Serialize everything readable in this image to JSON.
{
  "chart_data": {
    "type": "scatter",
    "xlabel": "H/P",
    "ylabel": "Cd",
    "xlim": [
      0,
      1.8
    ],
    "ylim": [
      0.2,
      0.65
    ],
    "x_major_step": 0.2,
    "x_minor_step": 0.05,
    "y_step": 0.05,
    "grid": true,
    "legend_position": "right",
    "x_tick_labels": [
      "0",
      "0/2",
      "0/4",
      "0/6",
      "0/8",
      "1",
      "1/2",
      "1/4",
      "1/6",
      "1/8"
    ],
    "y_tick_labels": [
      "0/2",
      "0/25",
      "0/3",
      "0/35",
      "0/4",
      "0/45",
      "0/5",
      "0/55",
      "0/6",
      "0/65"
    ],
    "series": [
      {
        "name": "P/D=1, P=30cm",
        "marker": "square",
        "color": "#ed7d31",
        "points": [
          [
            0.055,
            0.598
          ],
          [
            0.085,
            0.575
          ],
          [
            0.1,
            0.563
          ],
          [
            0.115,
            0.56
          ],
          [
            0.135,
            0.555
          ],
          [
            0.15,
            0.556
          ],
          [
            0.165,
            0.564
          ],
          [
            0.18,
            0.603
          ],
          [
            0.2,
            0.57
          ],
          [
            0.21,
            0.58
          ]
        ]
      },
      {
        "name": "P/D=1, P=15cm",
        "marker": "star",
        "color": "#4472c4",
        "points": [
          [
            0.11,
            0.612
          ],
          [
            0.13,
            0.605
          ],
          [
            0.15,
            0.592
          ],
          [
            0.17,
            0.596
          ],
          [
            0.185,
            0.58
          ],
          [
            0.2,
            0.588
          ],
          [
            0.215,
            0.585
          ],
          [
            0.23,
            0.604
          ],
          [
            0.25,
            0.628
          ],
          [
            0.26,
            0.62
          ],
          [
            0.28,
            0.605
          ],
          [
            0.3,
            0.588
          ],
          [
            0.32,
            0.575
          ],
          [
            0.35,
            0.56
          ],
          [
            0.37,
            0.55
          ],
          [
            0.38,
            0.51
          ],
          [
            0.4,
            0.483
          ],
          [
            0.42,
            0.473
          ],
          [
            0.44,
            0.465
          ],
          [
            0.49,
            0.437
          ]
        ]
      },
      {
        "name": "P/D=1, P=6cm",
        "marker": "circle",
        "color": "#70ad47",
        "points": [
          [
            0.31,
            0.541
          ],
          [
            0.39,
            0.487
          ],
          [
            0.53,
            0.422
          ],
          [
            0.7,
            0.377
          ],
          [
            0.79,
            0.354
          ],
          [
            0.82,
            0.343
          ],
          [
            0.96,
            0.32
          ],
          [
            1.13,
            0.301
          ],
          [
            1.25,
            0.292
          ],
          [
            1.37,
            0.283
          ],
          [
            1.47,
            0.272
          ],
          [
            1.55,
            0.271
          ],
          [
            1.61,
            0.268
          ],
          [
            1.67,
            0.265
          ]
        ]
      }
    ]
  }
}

SET TASK:
Determine the number of lines in the listing that hold the word "color", and supply that number and nothing further.

TASK SOLUTION:
3